BRIEF:
Copy every line of the records below word for word, with nothing changed.

DATA EXTRACT:
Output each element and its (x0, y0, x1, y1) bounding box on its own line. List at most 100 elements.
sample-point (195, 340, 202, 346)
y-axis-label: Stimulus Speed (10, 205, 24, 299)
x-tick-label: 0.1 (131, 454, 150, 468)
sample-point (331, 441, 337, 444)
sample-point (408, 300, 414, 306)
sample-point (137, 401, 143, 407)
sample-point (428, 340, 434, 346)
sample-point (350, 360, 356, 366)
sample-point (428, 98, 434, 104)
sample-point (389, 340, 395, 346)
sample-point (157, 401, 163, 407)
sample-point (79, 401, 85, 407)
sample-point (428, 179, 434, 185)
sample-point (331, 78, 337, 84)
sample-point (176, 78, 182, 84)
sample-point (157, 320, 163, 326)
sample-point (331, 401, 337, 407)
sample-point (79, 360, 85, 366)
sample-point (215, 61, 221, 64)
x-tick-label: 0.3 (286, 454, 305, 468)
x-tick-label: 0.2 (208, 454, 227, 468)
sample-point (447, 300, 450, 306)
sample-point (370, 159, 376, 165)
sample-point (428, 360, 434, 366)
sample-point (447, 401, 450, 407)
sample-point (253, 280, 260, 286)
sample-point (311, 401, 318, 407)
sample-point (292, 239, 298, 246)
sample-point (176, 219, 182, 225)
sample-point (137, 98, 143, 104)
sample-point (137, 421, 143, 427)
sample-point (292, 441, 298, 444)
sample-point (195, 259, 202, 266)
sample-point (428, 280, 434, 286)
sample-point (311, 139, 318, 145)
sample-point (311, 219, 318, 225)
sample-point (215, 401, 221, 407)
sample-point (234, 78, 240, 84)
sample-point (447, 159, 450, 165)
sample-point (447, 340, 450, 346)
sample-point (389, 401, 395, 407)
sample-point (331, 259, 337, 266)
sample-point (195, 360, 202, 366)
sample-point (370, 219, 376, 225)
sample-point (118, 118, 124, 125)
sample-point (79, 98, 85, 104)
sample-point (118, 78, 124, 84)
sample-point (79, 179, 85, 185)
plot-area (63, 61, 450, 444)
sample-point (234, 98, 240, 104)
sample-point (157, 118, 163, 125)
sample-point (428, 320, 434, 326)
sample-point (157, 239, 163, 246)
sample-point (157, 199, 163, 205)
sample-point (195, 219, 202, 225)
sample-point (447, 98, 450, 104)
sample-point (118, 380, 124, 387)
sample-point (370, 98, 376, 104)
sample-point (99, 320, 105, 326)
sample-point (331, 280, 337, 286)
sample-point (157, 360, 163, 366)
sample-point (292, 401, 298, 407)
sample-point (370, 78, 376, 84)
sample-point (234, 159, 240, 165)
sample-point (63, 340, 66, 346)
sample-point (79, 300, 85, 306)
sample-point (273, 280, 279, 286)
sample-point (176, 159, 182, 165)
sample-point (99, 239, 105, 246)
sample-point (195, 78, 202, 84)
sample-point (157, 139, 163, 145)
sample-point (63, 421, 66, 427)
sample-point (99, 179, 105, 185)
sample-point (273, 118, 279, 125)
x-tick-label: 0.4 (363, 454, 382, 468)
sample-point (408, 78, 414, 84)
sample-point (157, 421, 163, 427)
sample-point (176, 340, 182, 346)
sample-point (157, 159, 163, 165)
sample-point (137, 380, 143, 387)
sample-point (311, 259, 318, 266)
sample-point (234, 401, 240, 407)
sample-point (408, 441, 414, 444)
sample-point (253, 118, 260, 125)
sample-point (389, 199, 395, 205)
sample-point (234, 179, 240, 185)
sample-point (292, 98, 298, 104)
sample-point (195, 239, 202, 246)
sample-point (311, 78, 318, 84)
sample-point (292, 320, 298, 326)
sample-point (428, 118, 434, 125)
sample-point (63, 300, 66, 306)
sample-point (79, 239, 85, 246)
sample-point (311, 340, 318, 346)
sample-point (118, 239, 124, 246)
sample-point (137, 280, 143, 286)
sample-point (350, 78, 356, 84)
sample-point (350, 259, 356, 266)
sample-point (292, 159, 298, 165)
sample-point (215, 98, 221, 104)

SOLUTION:
Output each element and its (x0, y0, x1, y1) bounding box on its own line. List at most 100 elements.
sample-point (195, 340, 202, 346)
y-axis-label: Stimulus Speed (10, 205, 24, 299)
x-tick-label: 0.1 (131, 454, 150, 468)
sample-point (331, 441, 337, 444)
sample-point (408, 300, 414, 306)
sample-point (137, 401, 143, 407)
sample-point (428, 340, 434, 346)
sample-point (350, 360, 356, 366)
sample-point (428, 98, 434, 104)
sample-point (389, 340, 395, 346)
sample-point (157, 401, 163, 407)
sample-point (79, 401, 85, 407)
sample-point (428, 179, 434, 185)
sample-point (331, 78, 337, 84)
sample-point (176, 78, 182, 84)
sample-point (157, 320, 163, 326)
sample-point (331, 401, 337, 407)
sample-point (79, 360, 85, 366)
sample-point (215, 61, 221, 64)
x-tick-label: 0.3 (286, 454, 305, 468)
x-tick-label: 0.2 (208, 454, 227, 468)
sample-point (447, 300, 450, 306)
sample-point (370, 159, 376, 165)
sample-point (428, 360, 434, 366)
sample-point (447, 401, 450, 407)
sample-point (253, 280, 260, 286)
sample-point (311, 401, 318, 407)
sample-point (292, 239, 298, 246)
sample-point (176, 219, 182, 225)
sample-point (137, 98, 143, 104)
sample-point (137, 421, 143, 427)
sample-point (292, 441, 298, 444)
sample-point (195, 259, 202, 266)
sample-point (428, 280, 434, 286)
sample-point (311, 139, 318, 145)
sample-point (311, 219, 318, 225)
sample-point (215, 401, 221, 407)
sample-point (234, 78, 240, 84)
sample-point (447, 159, 450, 165)
sample-point (447, 340, 450, 346)
sample-point (389, 401, 395, 407)
sample-point (331, 259, 337, 266)
sample-point (195, 360, 202, 366)
sample-point (370, 219, 376, 225)
sample-point (118, 118, 124, 125)
sample-point (79, 98, 85, 104)
sample-point (118, 78, 124, 84)
sample-point (79, 179, 85, 185)
plot-area (63, 61, 450, 444)
sample-point (234, 98, 240, 104)
sample-point (157, 118, 163, 125)
sample-point (428, 320, 434, 326)
sample-point (157, 239, 163, 246)
sample-point (157, 199, 163, 205)
sample-point (195, 219, 202, 225)
sample-point (447, 98, 450, 104)
sample-point (118, 380, 124, 387)
sample-point (370, 98, 376, 104)
sample-point (99, 320, 105, 326)
sample-point (331, 280, 337, 286)
sample-point (157, 360, 163, 366)
sample-point (292, 401, 298, 407)
sample-point (370, 78, 376, 84)
sample-point (234, 159, 240, 165)
sample-point (63, 340, 66, 346)
sample-point (79, 300, 85, 306)
sample-point (273, 280, 279, 286)
sample-point (176, 159, 182, 165)
sample-point (99, 239, 105, 246)
sample-point (195, 78, 202, 84)
sample-point (157, 139, 163, 145)
sample-point (63, 421, 66, 427)
sample-point (99, 179, 105, 185)
sample-point (273, 118, 279, 125)
x-tick-label: 0.4 (363, 454, 382, 468)
sample-point (408, 78, 414, 84)
sample-point (157, 421, 163, 427)
sample-point (176, 340, 182, 346)
sample-point (157, 159, 163, 165)
sample-point (137, 380, 143, 387)
sample-point (311, 259, 318, 266)
sample-point (234, 401, 240, 407)
sample-point (408, 441, 414, 444)
sample-point (253, 118, 260, 125)
sample-point (389, 199, 395, 205)
sample-point (234, 179, 240, 185)
sample-point (292, 98, 298, 104)
sample-point (195, 239, 202, 246)
sample-point (311, 78, 318, 84)
sample-point (292, 320, 298, 326)
sample-point (428, 118, 434, 125)
sample-point (63, 300, 66, 306)
sample-point (79, 239, 85, 246)
sample-point (311, 340, 318, 346)
sample-point (118, 239, 124, 246)
sample-point (137, 280, 143, 286)
sample-point (350, 78, 356, 84)
sample-point (350, 259, 356, 266)
sample-point (292, 159, 298, 165)
sample-point (215, 98, 221, 104)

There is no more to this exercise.